(Entries from a dataset)
=======
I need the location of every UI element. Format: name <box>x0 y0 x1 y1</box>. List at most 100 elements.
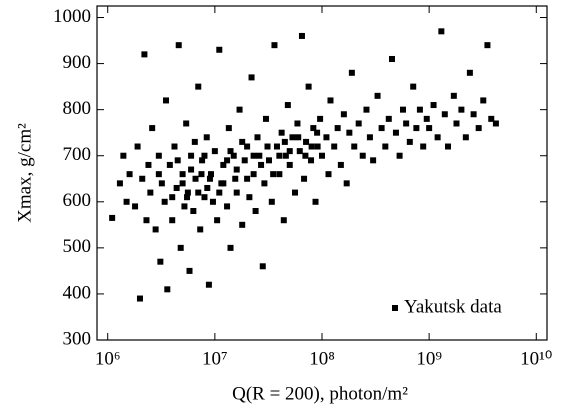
scatter-point <box>161 198 168 205</box>
scatter-point <box>276 152 283 159</box>
scatter-point <box>214 217 221 224</box>
scatter-point <box>248 74 255 81</box>
scatter-point <box>438 28 445 35</box>
scatter-point <box>363 106 370 113</box>
scatter-point <box>292 189 299 196</box>
scatter-point <box>143 217 150 224</box>
scatter-point <box>169 194 176 201</box>
y-tick-label: 600 <box>63 190 92 211</box>
scatter-point <box>334 125 341 132</box>
scatter-point <box>164 286 171 293</box>
scatter-point <box>224 203 231 210</box>
scatter-point <box>244 175 251 182</box>
scatter-point <box>173 184 180 191</box>
scatter-point <box>195 189 202 196</box>
scatter-point <box>145 161 152 168</box>
scatter-point <box>348 69 355 76</box>
scatter-point <box>227 148 234 155</box>
scatter-point <box>450 92 457 99</box>
scatter-point <box>155 171 162 178</box>
scatter-point <box>239 138 246 145</box>
scatter-point <box>355 120 362 127</box>
scatter-point <box>359 152 366 159</box>
scatter-point <box>403 120 410 127</box>
y-tick-label: 800 <box>63 98 92 119</box>
scatter-point <box>343 180 350 187</box>
scatter-point <box>366 134 373 141</box>
scatter-point <box>177 244 184 251</box>
scatter-point <box>276 171 283 178</box>
scatter-point <box>399 106 406 113</box>
scatter-point <box>295 134 302 141</box>
scatter-point <box>244 143 251 150</box>
scatter-point <box>308 157 315 164</box>
scatter-point <box>261 180 268 187</box>
scatter-point <box>346 129 353 136</box>
scatter-point <box>188 166 195 173</box>
scatter-point <box>179 180 186 187</box>
scatter-point <box>475 125 482 132</box>
scatter-point <box>327 97 334 104</box>
scatter-point <box>205 281 212 288</box>
scatter-point <box>296 148 303 155</box>
scatter-point <box>191 138 198 145</box>
scatter-point <box>488 115 495 122</box>
scatter-point <box>183 120 190 127</box>
scatter-point <box>351 143 358 150</box>
scatter-point <box>203 134 210 141</box>
scatter-point <box>301 175 308 182</box>
x-tick-label: 10⁶ <box>95 348 121 369</box>
y-tick-label: 1000 <box>53 6 91 27</box>
scatter-point <box>236 106 243 113</box>
scatter-point <box>199 157 206 164</box>
scatter-point <box>434 134 441 141</box>
scatter-point <box>268 198 275 205</box>
scatter-point <box>241 157 248 164</box>
scatter-point <box>250 152 257 159</box>
scatter-point <box>426 125 433 132</box>
scatter-point <box>337 161 344 168</box>
scatter-point <box>282 152 289 159</box>
scatter-point <box>388 55 395 62</box>
scatter-point <box>294 120 301 127</box>
scatter-point <box>216 189 223 196</box>
scatter-point <box>416 106 423 113</box>
scatter-point <box>158 180 165 187</box>
y-tick-label: 900 <box>63 52 92 73</box>
scatter-point <box>314 143 321 150</box>
scatter-point <box>303 138 310 145</box>
scatter-point <box>211 148 218 155</box>
scatter-point <box>289 134 296 141</box>
legend-label: Yakutsk data <box>404 296 502 317</box>
scatter-point <box>169 217 176 224</box>
scatter-point <box>317 115 324 122</box>
scatter-point <box>136 295 143 302</box>
x-tick-label: 10⁷ <box>202 348 228 369</box>
scatter-point <box>262 115 269 122</box>
scatter-point <box>225 125 232 132</box>
scatter-point <box>206 175 213 182</box>
scatter-point <box>188 152 195 159</box>
scatter-point <box>232 175 239 182</box>
scatter-point <box>298 32 305 39</box>
scatter-point <box>286 161 293 168</box>
scatter-point <box>209 198 216 205</box>
scatter-point <box>204 184 211 191</box>
scatter-point <box>423 115 430 122</box>
scatter-point <box>286 148 293 155</box>
scatter-point <box>216 46 223 53</box>
scatter-point <box>139 175 146 182</box>
scatter-point <box>278 129 285 136</box>
scatter-point <box>430 102 437 109</box>
scatter-point <box>470 111 477 118</box>
scatter-point <box>302 152 309 159</box>
scatter-point <box>149 125 156 132</box>
scatter-point <box>492 120 499 127</box>
scatter-point <box>280 217 287 224</box>
scatter-point <box>281 138 288 145</box>
scatter-point <box>246 194 253 201</box>
scatter-point <box>174 157 181 164</box>
y-tick-label: 300 <box>63 328 92 349</box>
scatter-point <box>132 203 139 210</box>
scatter-point <box>179 171 186 178</box>
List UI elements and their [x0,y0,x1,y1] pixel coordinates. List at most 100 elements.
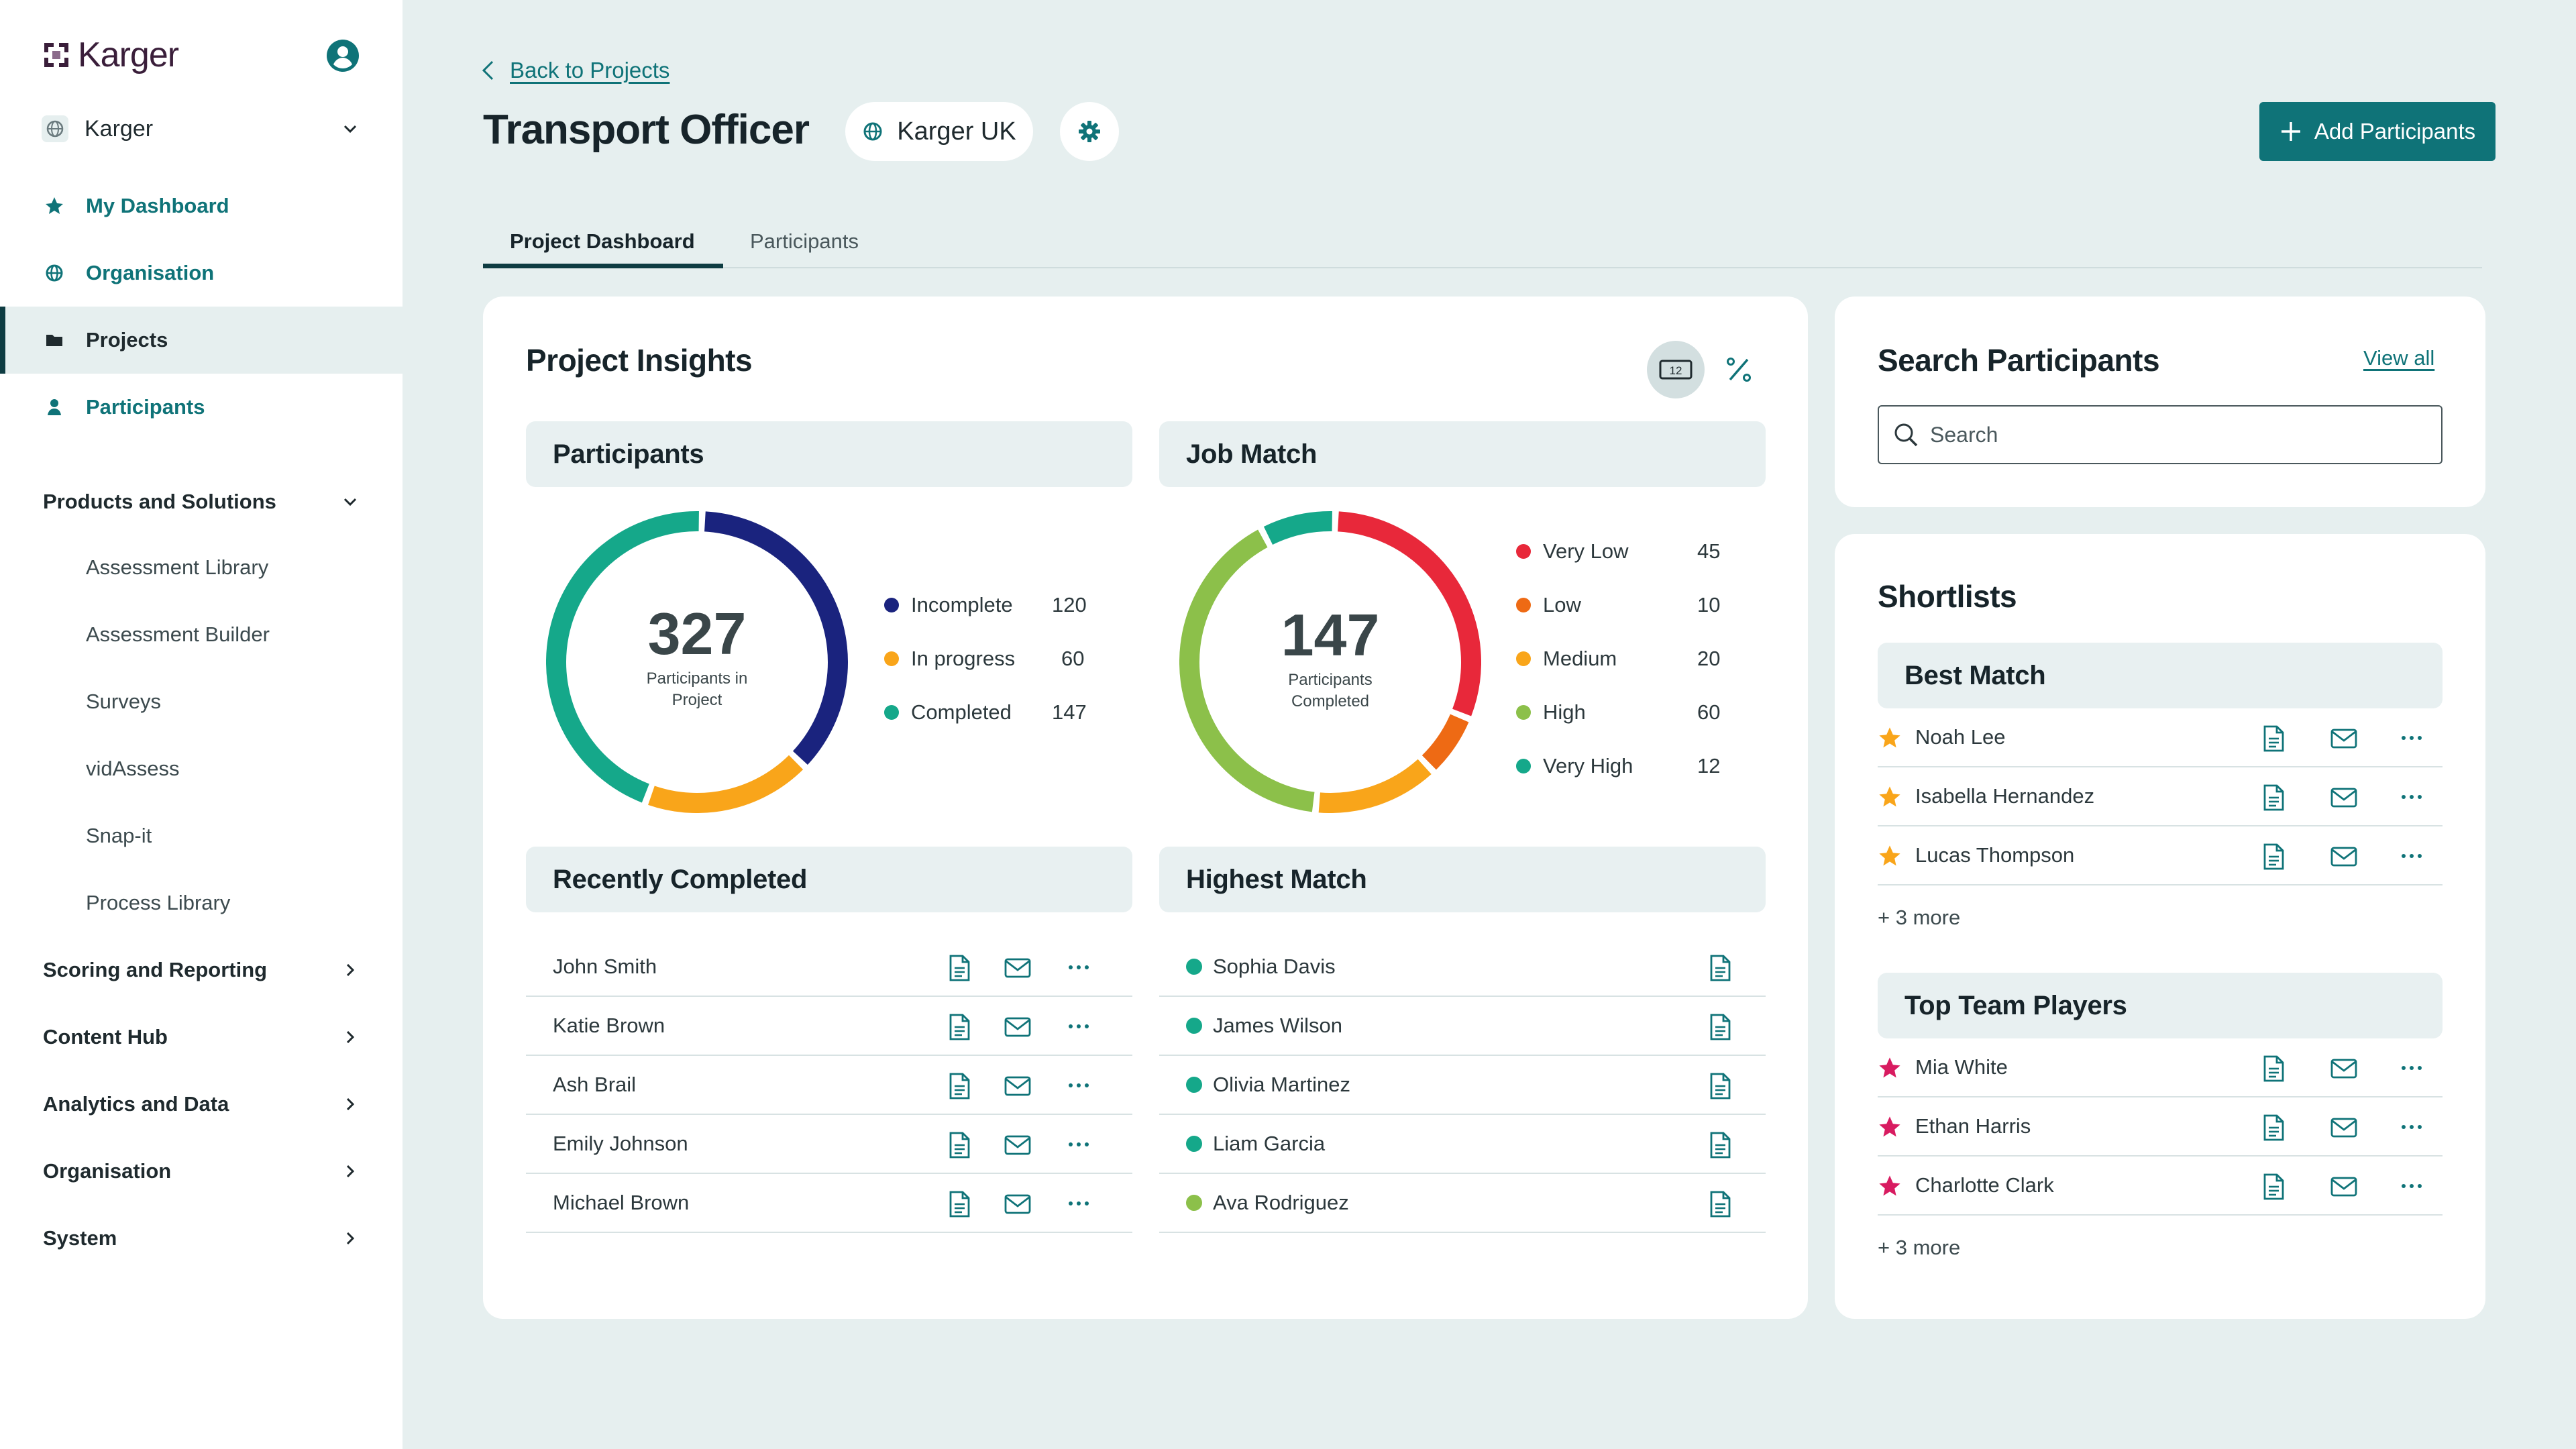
table-row[interactable]: Sophia Davis [1159,938,1766,997]
shortlist-group-header[interactable]: Best Match [1878,643,2443,708]
more-options-button[interactable] [2400,1182,2424,1190]
sub-item-assessment-builder[interactable]: Assessment Builder [86,623,270,646]
view-report-button[interactable] [947,1131,971,1159]
view-report-button[interactable] [947,1013,971,1041]
nav-projects[interactable]: Projects [0,307,402,374]
participant-name[interactable]: Katie Brown [553,1014,665,1037]
sub-item-assessment-library[interactable]: Assessment Library [86,555,269,579]
send-email-button[interactable] [1004,1134,1032,1157]
more-options-button[interactable] [2400,793,2424,801]
more-options-button[interactable] [1067,1022,1091,1030]
list-item[interactable]: Lucas Thompson [1878,826,2443,885]
view-report-button[interactable] [2261,784,2286,812]
tab-participants[interactable]: Participants [750,229,859,253]
section-organisation[interactable]: Organisation [43,1151,360,1191]
more-options-button[interactable] [2400,1123,2424,1131]
view-report-button[interactable] [1708,1013,1732,1041]
show-more-link[interactable]: + 3 more [1878,1236,1961,1259]
member-name[interactable]: Noah Lee [1915,725,2006,749]
back-to-projects-link[interactable]: Back to Projects [480,58,669,83]
table-row[interactable]: Katie Brown [526,997,1132,1056]
view-report-button[interactable] [2261,724,2286,753]
send-email-button[interactable] [1004,957,1032,979]
send-email-button[interactable] [1004,1193,1032,1216]
sub-item-snap-it[interactable]: Snap-it [86,824,152,847]
send-email-button[interactable] [1004,1075,1032,1097]
search-input[interactable] [1930,422,2426,447]
view-report-button[interactable] [947,954,971,982]
send-email-button[interactable] [2330,1057,2358,1080]
more-options-button[interactable] [1067,1081,1091,1089]
table-row[interactable]: John Smith [526,938,1132,997]
table-row[interactable]: Ava Rodriguez [1159,1174,1766,1233]
sub-item-vidassess[interactable]: vidAssess [86,757,180,780]
view-report-button[interactable] [2261,1173,2286,1201]
nav-participants[interactable]: Participants [0,374,402,441]
tab-project-dashboard[interactable]: Project Dashboard [510,229,695,253]
section-scoring-and-reporting[interactable]: Scoring and Reporting [43,950,360,990]
table-row[interactable]: Emily Johnson [526,1115,1132,1174]
participant-name[interactable]: Emily Johnson [553,1132,688,1155]
section-products-and-solutions[interactable]: Products and Solutions [43,482,360,522]
send-email-button[interactable] [2330,1116,2358,1139]
more-options-button[interactable] [2400,852,2424,860]
region-badge[interactable]: Karger UK [845,102,1033,161]
view-report-button[interactable] [1708,1072,1732,1100]
more-options-button[interactable] [2400,1064,2424,1072]
send-email-button[interactable] [1004,1016,1032,1038]
member-name[interactable]: Mia White [1915,1055,2008,1079]
view-report-button[interactable] [1708,1190,1732,1218]
view-report-button[interactable] [947,1190,971,1218]
list-item[interactable]: Charlotte Clark [1878,1157,2443,1216]
participant-name[interactable]: John Smith [553,955,657,978]
view-report-button[interactable] [1708,954,1732,982]
view-report-button[interactable] [2261,1114,2286,1142]
show-more-link[interactable]: + 3 more [1878,906,1961,929]
view-report-button[interactable] [2261,843,2286,871]
list-item[interactable]: Isabella Hernandez [1878,767,2443,826]
table-row[interactable]: Michael Brown [526,1174,1132,1233]
table-row[interactable]: Ash Brail [526,1056,1132,1115]
view-report-button[interactable] [1708,1131,1732,1159]
view-all-link[interactable]: View all [2363,346,2435,370]
more-options-button[interactable] [1067,963,1091,971]
sub-item-process-library[interactable]: Process Library [86,891,231,914]
section-system[interactable]: System [43,1218,360,1258]
brand-logo[interactable]: Karger [42,34,179,76]
shortlist-group-header[interactable]: Top Team Players [1878,973,2443,1038]
table-row[interactable]: James Wilson [1159,997,1766,1056]
table-row[interactable]: Olivia Martinez [1159,1056,1766,1115]
participant-name[interactable]: Liam Garcia [1213,1132,1326,1155]
send-email-button[interactable] [2330,727,2358,750]
org-selector[interactable]: Karger [42,111,360,147]
percent-view-toggle[interactable] [1721,352,1757,388]
nav-my-dashboard[interactable]: My Dashboard [0,172,402,239]
table-row[interactable]: Liam Garcia [1159,1115,1766,1174]
member-name[interactable]: Isabella Hernandez [1915,784,2095,808]
sub-item-surveys[interactable]: Surveys [86,690,161,713]
nav-organisation[interactable]: Organisation [0,239,402,307]
participant-name[interactable]: Sophia Davis [1213,955,1336,978]
section-content-hub[interactable]: Content Hub [43,1017,360,1057]
more-options-button[interactable] [1067,1140,1091,1148]
participant-name[interactable]: Ash Brail [553,1073,637,1096]
number-view-toggle[interactable]: 12 [1647,341,1705,398]
more-options-button[interactable] [2400,734,2424,742]
member-name[interactable]: Lucas Thompson [1915,843,2075,867]
participant-name[interactable]: Ava Rodriguez [1213,1191,1349,1214]
participant-name[interactable]: James Wilson [1213,1014,1342,1037]
more-options-button[interactable] [1067,1199,1091,1208]
view-report-button[interactable] [2261,1055,2286,1083]
user-avatar[interactable] [326,39,360,72]
section-analytics-and-data[interactable]: Analytics and Data [43,1084,360,1124]
search-box[interactable] [1878,405,2443,464]
project-settings-button[interactable] [1060,102,1119,161]
list-item[interactable]: Ethan Harris [1878,1097,2443,1157]
participant-name[interactable]: Olivia Martinez [1213,1073,1350,1096]
add-participants-button[interactable]: Add Participants [2259,102,2496,161]
view-report-button[interactable] [947,1072,971,1100]
member-name[interactable]: Charlotte Clark [1915,1173,2054,1197]
member-name[interactable]: Ethan Harris [1915,1114,2031,1138]
send-email-button[interactable] [2330,786,2358,809]
list-item[interactable]: Mia White [1878,1038,2443,1097]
=======
#### REQUIRED WORK
Quote the listing from the line with "scatter-point <box>161 198 168 205</box>" to the line with "scatter-point <box>343 180 350 187</box>", both of those lines included.

#### CORRECT RESPONSE
scatter-point <box>161 198 168 205</box>
scatter-point <box>276 152 283 159</box>
scatter-point <box>214 217 221 224</box>
scatter-point <box>248 74 255 81</box>
scatter-point <box>438 28 445 35</box>
scatter-point <box>363 106 370 113</box>
scatter-point <box>292 189 299 196</box>
scatter-point <box>143 217 150 224</box>
scatter-point <box>169 194 176 201</box>
y-tick-label: 600 <box>63 190 92 211</box>
scatter-point <box>334 125 341 132</box>
scatter-point <box>164 286 171 293</box>
scatter-point <box>224 203 231 210</box>
scatter-point <box>244 175 251 182</box>
scatter-point <box>173 184 180 191</box>
scatter-point <box>195 189 202 196</box>
scatter-point <box>145 161 152 168</box>
scatter-point <box>348 69 355 76</box>
scatter-point <box>227 148 234 155</box>
scatter-point <box>450 92 457 99</box>
scatter-point <box>155 171 162 178</box>
scatter-point <box>239 138 246 145</box>
scatter-point <box>355 120 362 127</box>
scatter-point <box>359 152 366 159</box>
scatter-point <box>403 120 410 127</box>
y-tick-label: 800 <box>63 98 92 119</box>
scatter-point <box>343 180 350 187</box>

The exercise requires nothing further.